• _What the task requires_: Go through the material below and report how many lines contain "city". Give only the number.
┌────────
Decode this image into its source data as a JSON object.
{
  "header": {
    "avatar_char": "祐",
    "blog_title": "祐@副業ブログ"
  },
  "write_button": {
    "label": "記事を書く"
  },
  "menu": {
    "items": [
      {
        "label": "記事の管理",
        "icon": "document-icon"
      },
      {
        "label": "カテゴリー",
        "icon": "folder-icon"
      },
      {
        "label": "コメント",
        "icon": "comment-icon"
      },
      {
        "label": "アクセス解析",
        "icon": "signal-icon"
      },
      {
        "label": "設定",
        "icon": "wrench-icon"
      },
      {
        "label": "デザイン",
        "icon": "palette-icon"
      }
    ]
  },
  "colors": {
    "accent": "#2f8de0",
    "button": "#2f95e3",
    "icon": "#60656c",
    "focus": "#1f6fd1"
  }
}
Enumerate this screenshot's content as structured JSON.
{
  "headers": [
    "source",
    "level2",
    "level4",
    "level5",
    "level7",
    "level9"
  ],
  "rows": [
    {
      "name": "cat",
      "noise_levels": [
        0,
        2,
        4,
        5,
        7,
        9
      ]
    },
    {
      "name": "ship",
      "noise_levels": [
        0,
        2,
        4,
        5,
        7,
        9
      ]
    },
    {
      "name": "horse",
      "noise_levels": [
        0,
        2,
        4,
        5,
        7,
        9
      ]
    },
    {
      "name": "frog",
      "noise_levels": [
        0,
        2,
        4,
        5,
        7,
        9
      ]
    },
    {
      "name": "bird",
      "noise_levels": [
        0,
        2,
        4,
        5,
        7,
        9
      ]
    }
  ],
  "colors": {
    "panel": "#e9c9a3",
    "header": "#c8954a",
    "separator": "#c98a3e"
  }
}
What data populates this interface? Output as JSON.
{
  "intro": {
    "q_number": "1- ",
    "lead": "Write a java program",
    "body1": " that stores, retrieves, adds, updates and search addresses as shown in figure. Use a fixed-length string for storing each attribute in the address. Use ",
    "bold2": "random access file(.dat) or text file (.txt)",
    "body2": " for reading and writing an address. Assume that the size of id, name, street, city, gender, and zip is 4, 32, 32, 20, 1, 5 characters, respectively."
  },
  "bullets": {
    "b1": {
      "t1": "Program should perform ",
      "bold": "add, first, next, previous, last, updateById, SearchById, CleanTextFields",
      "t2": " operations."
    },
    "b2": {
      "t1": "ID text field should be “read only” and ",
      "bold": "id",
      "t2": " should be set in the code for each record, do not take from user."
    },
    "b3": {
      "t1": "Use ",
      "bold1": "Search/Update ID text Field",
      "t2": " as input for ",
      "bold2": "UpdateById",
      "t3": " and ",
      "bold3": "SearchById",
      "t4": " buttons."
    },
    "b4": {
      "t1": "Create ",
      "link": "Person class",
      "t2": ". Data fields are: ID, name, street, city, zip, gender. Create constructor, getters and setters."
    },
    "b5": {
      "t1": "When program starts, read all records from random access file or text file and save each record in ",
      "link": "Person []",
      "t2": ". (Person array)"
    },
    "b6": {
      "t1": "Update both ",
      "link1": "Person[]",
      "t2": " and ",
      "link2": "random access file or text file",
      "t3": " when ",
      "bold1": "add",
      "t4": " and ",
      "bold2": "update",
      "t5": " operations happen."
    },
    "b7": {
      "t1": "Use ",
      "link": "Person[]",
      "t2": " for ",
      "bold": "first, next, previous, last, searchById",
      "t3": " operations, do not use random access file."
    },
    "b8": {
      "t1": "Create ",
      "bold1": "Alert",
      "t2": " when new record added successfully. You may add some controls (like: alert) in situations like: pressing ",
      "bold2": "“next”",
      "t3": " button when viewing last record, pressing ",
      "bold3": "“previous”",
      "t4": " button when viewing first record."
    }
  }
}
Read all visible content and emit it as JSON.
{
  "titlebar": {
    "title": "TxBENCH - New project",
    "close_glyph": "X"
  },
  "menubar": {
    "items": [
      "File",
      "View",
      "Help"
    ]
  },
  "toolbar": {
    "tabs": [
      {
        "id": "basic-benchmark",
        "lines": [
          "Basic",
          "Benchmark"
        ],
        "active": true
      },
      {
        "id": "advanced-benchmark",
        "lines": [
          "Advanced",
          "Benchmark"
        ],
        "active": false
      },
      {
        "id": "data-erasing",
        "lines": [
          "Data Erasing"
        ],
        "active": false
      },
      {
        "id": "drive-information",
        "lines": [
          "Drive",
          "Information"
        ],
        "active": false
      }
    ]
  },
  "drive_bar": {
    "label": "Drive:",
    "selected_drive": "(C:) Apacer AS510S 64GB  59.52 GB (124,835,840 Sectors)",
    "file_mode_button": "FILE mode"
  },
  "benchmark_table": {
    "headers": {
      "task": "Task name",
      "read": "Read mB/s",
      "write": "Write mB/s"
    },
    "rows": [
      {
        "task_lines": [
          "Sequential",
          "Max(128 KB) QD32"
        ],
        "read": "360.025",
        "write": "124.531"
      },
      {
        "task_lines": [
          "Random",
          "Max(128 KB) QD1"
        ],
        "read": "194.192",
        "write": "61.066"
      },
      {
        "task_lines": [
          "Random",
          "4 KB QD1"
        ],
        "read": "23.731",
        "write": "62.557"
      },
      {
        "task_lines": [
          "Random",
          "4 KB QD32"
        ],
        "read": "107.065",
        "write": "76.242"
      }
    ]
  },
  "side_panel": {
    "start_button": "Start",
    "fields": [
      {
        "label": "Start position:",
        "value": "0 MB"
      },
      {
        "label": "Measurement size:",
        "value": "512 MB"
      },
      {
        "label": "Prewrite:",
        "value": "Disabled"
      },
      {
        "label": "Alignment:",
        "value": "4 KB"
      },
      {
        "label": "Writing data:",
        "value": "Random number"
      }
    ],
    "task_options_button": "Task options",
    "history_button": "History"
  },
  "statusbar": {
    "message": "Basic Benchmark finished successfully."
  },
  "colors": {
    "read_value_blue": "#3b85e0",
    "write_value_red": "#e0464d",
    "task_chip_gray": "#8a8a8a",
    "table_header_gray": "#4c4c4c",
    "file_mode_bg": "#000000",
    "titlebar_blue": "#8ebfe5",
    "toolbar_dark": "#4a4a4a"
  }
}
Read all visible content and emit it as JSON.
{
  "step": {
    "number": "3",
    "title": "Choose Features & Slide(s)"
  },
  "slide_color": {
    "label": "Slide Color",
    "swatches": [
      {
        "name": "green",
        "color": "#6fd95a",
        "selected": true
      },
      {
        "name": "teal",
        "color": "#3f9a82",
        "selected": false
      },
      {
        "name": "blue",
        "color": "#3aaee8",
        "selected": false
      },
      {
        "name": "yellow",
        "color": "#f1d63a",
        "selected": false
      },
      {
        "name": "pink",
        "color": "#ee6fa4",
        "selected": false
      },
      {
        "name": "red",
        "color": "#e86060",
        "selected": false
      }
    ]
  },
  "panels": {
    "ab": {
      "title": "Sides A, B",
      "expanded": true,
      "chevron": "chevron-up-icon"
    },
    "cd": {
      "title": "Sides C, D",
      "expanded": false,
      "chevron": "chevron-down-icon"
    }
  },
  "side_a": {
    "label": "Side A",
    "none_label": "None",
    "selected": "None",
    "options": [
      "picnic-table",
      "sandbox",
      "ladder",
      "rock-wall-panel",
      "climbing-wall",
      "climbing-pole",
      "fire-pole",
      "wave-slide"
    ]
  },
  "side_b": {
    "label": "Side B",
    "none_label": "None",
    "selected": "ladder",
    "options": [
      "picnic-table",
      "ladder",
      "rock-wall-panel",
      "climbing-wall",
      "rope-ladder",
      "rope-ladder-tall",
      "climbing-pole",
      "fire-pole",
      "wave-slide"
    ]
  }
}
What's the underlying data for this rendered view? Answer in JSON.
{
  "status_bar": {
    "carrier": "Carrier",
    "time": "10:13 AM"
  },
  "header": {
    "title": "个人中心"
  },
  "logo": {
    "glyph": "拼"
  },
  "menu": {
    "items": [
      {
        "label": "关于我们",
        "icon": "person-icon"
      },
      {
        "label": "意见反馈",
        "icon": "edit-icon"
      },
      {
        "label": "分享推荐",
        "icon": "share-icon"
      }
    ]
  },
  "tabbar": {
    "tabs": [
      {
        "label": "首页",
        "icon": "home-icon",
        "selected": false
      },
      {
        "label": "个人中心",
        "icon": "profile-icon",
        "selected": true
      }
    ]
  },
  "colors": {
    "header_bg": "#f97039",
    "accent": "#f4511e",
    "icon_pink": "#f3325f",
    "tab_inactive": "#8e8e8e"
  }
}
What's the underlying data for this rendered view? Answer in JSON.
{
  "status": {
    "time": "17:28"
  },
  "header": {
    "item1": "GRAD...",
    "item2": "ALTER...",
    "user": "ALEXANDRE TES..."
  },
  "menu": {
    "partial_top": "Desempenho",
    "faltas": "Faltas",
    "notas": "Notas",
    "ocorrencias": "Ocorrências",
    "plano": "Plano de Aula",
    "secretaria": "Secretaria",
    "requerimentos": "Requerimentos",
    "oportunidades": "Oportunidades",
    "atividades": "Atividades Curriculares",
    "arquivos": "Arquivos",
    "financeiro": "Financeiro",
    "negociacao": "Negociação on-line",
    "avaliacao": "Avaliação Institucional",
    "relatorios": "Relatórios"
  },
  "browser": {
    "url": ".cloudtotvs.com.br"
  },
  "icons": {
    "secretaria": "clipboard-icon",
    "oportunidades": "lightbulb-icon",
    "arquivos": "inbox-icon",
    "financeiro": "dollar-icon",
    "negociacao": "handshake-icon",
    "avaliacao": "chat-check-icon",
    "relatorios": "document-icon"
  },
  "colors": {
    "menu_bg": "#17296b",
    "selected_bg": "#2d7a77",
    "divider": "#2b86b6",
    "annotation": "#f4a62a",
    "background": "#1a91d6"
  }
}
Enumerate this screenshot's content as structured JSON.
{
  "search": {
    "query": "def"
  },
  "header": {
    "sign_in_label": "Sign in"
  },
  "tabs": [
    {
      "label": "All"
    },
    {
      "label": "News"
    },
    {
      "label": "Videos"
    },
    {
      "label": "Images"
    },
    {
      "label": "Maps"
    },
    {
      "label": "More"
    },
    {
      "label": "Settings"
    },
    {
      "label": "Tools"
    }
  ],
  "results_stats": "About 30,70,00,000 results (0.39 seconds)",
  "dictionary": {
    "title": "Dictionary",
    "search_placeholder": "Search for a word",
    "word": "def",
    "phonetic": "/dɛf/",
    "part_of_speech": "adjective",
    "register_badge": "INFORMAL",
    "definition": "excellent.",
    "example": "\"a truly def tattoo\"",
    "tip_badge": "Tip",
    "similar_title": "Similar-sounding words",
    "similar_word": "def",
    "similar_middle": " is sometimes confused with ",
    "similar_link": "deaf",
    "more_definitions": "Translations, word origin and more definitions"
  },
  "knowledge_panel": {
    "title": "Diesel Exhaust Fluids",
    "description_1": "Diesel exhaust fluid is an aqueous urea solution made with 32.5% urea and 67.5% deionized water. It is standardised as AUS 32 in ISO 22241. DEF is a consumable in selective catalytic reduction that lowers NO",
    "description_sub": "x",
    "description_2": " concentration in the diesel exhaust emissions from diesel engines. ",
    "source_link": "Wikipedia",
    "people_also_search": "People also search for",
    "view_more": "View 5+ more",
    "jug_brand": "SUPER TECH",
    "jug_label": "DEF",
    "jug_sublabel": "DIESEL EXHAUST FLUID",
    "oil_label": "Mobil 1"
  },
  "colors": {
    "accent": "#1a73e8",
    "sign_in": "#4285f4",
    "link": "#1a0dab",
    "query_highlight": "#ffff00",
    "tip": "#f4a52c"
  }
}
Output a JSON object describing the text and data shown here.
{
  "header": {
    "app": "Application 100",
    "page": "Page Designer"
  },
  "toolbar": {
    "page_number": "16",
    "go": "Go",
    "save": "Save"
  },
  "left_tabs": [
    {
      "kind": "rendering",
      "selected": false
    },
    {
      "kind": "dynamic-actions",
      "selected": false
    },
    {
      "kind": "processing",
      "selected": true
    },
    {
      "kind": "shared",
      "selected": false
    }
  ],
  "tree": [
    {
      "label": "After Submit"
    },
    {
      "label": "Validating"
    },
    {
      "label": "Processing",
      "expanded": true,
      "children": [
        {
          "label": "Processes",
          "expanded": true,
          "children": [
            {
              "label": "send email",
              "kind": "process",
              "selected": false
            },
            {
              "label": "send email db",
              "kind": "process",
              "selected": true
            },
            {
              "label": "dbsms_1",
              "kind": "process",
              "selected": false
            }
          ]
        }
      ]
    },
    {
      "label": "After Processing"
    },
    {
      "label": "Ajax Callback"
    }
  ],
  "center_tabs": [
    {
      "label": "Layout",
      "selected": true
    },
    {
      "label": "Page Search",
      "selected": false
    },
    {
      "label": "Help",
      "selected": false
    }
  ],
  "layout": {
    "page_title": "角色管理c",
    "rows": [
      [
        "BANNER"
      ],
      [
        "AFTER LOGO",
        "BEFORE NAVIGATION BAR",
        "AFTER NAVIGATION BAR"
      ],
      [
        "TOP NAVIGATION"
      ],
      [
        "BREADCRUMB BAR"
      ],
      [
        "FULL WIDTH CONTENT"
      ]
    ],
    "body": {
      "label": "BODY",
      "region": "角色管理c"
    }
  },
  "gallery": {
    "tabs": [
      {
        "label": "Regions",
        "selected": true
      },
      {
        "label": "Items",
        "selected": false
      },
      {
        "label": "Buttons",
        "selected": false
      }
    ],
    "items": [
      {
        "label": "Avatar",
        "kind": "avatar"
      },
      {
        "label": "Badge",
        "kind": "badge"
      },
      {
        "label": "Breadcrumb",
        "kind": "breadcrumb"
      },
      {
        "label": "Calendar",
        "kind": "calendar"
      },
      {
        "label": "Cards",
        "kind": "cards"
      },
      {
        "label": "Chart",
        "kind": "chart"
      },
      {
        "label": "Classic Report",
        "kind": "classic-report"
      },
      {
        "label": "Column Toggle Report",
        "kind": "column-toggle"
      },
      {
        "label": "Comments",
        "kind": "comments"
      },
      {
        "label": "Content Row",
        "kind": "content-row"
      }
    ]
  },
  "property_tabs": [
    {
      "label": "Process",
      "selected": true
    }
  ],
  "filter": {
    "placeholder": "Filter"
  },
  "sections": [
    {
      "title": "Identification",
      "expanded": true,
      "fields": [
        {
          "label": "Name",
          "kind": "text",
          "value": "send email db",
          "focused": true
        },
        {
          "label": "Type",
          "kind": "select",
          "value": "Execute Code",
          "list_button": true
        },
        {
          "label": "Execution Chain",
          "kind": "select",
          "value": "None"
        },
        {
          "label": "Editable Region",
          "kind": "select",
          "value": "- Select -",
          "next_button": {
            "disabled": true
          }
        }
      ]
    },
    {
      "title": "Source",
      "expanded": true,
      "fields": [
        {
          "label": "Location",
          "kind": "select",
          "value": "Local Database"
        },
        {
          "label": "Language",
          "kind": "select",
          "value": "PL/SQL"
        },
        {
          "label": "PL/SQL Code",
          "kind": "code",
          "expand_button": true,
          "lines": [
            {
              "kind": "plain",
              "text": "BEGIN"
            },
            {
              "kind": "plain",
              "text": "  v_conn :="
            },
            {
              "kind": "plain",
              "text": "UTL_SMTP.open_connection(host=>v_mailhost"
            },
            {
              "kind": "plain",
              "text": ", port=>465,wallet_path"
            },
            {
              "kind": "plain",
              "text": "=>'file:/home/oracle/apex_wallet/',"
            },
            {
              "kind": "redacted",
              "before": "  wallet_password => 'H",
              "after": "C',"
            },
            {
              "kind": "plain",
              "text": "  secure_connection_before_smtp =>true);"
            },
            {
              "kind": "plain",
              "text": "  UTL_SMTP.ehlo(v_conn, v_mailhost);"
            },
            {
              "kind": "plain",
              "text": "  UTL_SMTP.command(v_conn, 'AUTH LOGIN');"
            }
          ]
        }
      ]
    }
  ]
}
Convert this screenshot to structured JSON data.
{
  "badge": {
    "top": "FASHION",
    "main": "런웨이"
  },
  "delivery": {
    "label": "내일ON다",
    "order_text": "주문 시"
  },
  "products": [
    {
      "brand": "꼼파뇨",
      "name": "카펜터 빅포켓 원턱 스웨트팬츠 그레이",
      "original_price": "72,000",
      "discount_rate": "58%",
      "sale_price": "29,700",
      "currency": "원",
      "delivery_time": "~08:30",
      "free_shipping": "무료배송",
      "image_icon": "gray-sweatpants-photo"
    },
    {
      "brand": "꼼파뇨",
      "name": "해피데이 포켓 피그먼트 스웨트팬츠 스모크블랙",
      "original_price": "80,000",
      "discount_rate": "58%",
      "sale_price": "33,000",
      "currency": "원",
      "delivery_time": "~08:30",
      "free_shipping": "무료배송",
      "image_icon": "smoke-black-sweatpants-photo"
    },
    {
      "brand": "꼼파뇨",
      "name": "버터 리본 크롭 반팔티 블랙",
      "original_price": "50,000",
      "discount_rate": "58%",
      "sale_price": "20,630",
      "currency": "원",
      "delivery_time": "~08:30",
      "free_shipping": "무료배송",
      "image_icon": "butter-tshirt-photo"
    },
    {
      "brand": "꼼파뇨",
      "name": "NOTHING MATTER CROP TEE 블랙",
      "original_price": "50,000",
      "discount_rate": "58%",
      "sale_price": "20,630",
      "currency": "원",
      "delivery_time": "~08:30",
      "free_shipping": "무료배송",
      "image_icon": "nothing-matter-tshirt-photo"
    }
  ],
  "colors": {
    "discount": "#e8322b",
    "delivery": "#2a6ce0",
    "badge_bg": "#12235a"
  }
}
└────────
• _Task answer_: 2